[Do this]: Reproduce the listing from the line with "gate-xxyy-port-top: 0 <box>1190" up to and including the line with "gate-t-q3-label: T <box>906 370 922 398</box>", changing "needle" to "pointer" and leaving everything else as it is.

··· Record set ···

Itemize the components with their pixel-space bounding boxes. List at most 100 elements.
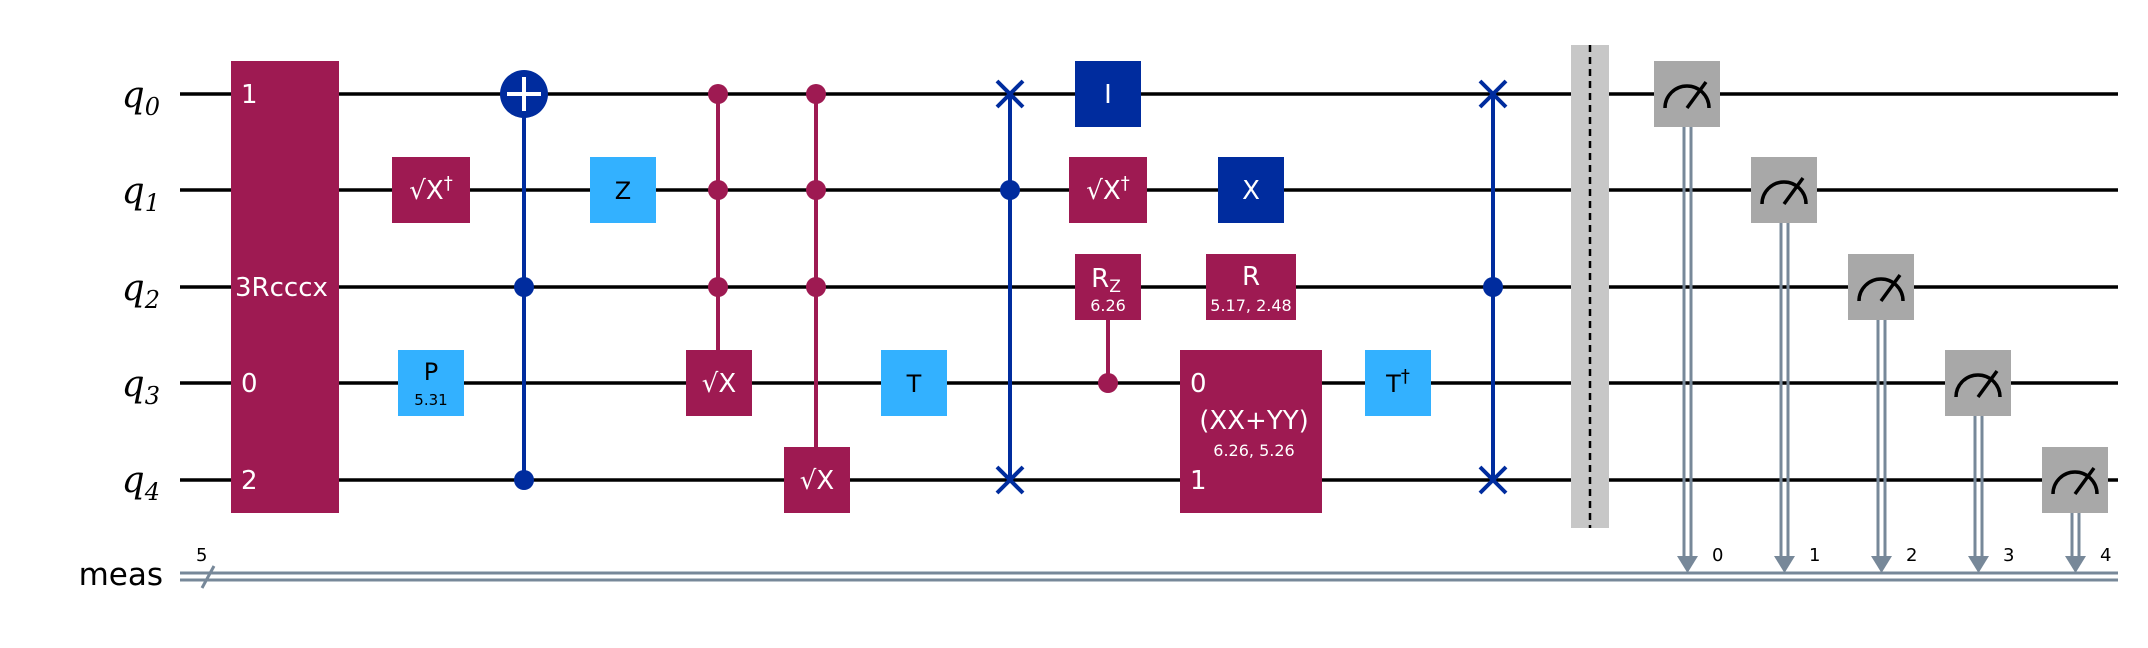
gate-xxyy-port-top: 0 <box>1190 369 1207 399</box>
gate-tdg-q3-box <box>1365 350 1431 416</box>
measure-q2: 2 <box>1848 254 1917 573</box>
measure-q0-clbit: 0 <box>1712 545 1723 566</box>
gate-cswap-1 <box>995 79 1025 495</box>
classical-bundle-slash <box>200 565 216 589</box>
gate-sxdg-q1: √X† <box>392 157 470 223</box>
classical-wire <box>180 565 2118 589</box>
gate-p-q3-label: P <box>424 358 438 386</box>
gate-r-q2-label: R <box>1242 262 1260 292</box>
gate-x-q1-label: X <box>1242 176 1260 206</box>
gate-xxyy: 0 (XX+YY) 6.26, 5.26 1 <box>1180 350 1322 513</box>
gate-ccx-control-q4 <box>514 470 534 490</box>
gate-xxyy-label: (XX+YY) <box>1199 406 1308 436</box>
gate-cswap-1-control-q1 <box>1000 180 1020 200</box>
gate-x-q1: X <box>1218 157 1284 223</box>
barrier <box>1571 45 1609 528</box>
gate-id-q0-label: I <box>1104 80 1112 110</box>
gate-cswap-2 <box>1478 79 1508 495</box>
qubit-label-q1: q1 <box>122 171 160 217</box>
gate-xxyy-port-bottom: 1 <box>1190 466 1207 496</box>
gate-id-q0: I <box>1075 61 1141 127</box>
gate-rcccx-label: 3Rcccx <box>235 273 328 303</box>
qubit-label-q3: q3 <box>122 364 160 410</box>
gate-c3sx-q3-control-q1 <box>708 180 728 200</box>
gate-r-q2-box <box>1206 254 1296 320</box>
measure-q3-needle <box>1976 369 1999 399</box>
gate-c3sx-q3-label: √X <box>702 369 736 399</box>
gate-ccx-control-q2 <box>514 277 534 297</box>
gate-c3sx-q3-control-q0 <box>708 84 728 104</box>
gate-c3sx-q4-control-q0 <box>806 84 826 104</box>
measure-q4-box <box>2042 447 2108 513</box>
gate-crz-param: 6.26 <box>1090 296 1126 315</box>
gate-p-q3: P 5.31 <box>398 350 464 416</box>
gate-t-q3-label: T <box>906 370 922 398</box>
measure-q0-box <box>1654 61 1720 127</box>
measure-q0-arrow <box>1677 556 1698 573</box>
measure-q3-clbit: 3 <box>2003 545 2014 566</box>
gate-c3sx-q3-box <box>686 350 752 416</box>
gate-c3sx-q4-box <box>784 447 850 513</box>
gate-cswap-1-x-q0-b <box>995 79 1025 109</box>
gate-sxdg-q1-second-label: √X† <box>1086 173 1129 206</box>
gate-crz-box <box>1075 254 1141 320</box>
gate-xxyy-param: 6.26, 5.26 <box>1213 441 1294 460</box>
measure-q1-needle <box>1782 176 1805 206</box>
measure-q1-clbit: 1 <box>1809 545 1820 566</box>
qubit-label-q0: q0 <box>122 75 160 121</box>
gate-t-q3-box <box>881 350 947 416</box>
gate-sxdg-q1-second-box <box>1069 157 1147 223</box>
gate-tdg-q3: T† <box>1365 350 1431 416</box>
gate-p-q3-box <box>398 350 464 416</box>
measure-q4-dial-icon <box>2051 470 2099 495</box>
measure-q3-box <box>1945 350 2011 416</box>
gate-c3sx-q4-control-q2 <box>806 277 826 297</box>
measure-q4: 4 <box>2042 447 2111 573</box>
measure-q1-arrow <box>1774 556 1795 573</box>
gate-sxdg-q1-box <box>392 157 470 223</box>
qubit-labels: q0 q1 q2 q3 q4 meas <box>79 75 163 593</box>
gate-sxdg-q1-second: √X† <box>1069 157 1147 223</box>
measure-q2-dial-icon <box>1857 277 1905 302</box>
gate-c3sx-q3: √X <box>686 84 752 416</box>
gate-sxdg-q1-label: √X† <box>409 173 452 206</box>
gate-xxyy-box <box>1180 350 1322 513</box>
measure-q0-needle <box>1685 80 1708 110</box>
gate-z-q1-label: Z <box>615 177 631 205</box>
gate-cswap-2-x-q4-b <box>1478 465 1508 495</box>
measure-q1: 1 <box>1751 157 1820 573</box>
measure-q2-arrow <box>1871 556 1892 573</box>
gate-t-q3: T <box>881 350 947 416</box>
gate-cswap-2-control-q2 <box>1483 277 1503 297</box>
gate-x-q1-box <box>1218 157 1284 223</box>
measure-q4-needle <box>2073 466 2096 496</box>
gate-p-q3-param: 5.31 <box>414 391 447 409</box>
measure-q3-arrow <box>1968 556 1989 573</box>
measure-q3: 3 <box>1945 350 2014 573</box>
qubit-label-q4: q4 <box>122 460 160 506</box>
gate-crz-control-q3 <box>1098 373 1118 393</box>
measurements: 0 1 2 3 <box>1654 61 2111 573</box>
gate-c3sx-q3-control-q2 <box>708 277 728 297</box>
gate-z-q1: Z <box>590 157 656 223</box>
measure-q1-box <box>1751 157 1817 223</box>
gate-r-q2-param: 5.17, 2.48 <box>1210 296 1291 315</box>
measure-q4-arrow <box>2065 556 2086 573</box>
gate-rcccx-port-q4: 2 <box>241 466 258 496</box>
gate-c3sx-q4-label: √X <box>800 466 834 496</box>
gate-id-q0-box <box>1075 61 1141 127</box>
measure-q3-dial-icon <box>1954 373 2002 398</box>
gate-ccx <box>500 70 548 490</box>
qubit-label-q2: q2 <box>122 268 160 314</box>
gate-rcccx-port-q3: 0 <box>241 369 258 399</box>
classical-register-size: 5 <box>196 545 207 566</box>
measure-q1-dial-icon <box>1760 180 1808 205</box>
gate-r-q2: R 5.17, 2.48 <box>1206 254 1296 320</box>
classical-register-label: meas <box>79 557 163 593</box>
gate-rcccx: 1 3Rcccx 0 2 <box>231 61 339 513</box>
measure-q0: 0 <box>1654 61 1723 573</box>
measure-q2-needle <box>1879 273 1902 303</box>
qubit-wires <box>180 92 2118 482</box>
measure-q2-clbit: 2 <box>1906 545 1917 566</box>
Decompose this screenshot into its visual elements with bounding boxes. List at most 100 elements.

···
··· Record set ···

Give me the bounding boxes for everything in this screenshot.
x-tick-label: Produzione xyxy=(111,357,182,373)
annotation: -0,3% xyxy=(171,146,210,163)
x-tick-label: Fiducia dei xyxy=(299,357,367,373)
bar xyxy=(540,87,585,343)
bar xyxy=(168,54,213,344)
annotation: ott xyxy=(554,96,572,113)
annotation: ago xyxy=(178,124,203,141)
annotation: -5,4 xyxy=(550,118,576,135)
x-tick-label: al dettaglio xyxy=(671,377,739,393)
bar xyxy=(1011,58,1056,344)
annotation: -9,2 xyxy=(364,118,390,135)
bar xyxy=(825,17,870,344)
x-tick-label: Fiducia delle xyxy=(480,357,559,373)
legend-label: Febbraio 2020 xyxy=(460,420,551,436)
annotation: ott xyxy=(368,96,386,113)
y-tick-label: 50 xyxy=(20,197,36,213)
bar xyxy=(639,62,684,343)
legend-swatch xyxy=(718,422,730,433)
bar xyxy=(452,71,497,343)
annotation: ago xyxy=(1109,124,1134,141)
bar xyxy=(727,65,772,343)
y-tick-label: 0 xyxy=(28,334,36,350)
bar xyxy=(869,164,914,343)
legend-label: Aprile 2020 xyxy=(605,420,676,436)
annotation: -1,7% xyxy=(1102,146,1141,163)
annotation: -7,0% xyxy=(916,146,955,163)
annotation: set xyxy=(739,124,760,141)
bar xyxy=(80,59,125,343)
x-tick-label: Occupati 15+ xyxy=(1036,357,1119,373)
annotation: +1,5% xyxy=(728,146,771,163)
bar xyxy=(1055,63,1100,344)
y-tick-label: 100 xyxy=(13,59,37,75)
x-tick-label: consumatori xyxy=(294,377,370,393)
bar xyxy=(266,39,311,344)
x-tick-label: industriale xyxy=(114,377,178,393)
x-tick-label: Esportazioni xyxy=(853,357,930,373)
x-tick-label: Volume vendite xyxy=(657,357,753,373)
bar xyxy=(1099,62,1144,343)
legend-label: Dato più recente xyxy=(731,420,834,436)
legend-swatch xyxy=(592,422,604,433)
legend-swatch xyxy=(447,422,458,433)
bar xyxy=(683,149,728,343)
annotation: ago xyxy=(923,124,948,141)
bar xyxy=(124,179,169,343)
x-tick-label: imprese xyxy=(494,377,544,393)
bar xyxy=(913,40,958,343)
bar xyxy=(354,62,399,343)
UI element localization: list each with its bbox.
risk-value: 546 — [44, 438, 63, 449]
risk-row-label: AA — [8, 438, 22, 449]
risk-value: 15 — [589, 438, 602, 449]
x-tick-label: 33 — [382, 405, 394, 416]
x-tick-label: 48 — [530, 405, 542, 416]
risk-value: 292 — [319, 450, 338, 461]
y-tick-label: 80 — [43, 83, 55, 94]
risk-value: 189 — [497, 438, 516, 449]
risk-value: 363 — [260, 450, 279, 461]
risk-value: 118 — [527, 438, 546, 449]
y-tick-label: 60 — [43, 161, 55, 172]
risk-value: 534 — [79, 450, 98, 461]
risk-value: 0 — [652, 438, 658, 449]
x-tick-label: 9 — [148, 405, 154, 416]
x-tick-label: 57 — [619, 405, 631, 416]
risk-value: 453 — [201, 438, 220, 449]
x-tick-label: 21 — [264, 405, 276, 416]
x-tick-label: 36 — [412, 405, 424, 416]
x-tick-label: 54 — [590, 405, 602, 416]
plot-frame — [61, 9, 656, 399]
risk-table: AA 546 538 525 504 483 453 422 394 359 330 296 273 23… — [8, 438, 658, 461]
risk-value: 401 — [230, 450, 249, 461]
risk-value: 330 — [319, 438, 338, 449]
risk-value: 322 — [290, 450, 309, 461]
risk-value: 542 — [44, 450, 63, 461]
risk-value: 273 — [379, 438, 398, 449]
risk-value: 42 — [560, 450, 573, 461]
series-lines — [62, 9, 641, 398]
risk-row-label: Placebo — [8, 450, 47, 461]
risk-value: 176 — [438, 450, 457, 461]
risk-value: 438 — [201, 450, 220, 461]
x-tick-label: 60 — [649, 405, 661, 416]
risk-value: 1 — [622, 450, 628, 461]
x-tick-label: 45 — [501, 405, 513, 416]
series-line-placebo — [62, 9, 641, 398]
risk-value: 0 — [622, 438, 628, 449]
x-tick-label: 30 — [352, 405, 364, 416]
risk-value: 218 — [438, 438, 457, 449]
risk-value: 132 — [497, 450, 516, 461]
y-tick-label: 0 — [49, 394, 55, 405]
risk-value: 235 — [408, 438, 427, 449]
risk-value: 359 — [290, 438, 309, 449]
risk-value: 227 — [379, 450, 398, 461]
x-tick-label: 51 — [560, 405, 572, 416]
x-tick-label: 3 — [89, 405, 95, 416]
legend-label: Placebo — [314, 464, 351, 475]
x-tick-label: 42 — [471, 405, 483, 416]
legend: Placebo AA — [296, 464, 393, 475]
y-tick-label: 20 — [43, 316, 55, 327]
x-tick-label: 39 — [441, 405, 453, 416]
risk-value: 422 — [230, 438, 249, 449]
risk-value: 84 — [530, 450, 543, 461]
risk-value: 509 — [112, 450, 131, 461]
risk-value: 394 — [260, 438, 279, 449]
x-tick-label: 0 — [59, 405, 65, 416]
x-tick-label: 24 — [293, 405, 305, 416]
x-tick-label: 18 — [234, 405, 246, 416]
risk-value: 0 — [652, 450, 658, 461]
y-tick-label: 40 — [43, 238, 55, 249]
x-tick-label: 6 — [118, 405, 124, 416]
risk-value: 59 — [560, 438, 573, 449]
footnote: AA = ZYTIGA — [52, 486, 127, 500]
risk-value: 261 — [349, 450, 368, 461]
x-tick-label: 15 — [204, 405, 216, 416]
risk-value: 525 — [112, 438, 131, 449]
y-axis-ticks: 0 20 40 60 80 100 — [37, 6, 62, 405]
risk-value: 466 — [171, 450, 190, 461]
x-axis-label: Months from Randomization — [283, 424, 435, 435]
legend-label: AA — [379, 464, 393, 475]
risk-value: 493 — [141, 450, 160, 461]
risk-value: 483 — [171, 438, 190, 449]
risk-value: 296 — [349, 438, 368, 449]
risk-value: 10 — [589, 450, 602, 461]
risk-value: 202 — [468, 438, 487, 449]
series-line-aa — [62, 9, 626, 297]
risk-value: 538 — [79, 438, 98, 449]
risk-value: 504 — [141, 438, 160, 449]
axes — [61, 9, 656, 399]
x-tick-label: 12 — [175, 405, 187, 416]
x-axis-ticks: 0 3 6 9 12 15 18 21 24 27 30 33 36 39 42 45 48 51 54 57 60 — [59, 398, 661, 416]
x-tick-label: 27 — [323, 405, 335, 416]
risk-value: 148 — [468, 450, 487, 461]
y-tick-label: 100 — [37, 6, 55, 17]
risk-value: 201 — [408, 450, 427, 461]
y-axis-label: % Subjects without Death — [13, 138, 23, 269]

···

[Solution below]:
gate-xxyy-port-top: 0 <box>1190 369 1207 399</box>
gate-tdg-q3-box <box>1365 350 1431 416</box>
measure-q2: 2 <box>1848 254 1917 573</box>
measure-q0-clbit: 0 <box>1712 545 1723 566</box>
gate-cswap-1 <box>995 79 1025 495</box>
classical-bundle-slash <box>200 565 216 589</box>
gate-sxdg-q1: √X† <box>392 157 470 223</box>
classical-wire <box>180 565 2118 589</box>
gate-p-q3-label: P <box>424 358 438 386</box>
gate-r-q2-label: R <box>1242 262 1260 292</box>
gate-x-q1-label: X <box>1242 176 1260 206</box>
gate-xxyy: 0 (XX+YY) 6.26, 5.26 1 <box>1180 350 1322 513</box>
gate-ccx-control-q4 <box>514 470 534 490</box>
gate-xxyy-label: (XX+YY) <box>1199 406 1308 436</box>
gate-cswap-1-control-q1 <box>1000 180 1020 200</box>
gate-x-q1: X <box>1218 157 1284 223</box>
barrier <box>1571 45 1609 528</box>
gate-id-q0-label: I <box>1104 80 1112 110</box>
gate-cswap-2 <box>1478 79 1508 495</box>
qubit-label-q1: q1 <box>122 171 160 217</box>
gate-xxyy-port-bottom: 1 <box>1190 466 1207 496</box>
gate-id-q0: I <box>1075 61 1141 127</box>
gate-rcccx-label: 3Rcccx <box>235 273 328 303</box>
qubit-label-q3: q3 <box>122 364 160 410</box>
gate-c3sx-q3-control-q1 <box>708 180 728 200</box>
gate-r-q2-box <box>1206 254 1296 320</box>
measure-q3-pointer <box>1976 369 1999 399</box>
gate-c3sx-q3-label: √X <box>702 369 736 399</box>
gate-ccx-control-q2 <box>514 277 534 297</box>
gate-c3sx-q3-control-q0 <box>708 84 728 104</box>
gate-c3sx-q4-control-q0 <box>806 84 826 104</box>
measure-q4-box <box>2042 447 2108 513</box>
gate-crz-param: 6.26 <box>1090 296 1126 315</box>
gate-p-q3: P 5.31 <box>398 350 464 416</box>
gate-t-q3-label: T <box>906 370 922 398</box>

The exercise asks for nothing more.